[Start Information given]

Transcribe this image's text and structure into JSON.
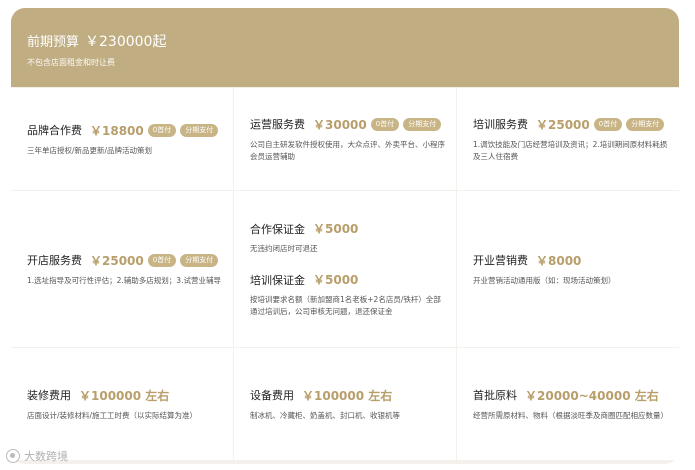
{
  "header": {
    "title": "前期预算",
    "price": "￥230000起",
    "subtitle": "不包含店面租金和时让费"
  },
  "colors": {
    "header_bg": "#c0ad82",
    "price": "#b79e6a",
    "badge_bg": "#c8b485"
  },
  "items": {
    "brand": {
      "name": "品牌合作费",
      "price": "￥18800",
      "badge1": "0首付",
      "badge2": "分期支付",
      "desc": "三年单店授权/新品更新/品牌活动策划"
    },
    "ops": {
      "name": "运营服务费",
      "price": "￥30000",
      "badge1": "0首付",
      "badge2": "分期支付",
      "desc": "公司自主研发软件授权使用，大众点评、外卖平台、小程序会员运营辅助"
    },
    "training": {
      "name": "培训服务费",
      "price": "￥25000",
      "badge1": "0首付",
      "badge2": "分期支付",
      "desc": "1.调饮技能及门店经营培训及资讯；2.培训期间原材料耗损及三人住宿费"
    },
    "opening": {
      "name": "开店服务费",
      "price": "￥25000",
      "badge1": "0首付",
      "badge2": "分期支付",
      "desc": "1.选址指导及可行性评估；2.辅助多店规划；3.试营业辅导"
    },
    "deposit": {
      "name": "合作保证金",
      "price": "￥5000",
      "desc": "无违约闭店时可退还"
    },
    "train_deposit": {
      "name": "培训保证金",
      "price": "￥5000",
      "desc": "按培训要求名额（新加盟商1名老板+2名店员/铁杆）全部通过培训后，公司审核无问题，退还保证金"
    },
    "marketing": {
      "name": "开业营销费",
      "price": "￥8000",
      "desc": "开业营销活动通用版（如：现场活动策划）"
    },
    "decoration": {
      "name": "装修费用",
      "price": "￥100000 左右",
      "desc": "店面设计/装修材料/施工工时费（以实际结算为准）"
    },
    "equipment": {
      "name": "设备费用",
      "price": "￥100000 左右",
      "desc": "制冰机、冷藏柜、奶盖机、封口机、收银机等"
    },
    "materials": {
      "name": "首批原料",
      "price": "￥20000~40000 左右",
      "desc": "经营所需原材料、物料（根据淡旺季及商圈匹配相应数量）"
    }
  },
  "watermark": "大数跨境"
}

[End Information given]

*What this task involves*. Count each line of the entries that holds the word "price", then state the total and nothing more.

*Task output*. 12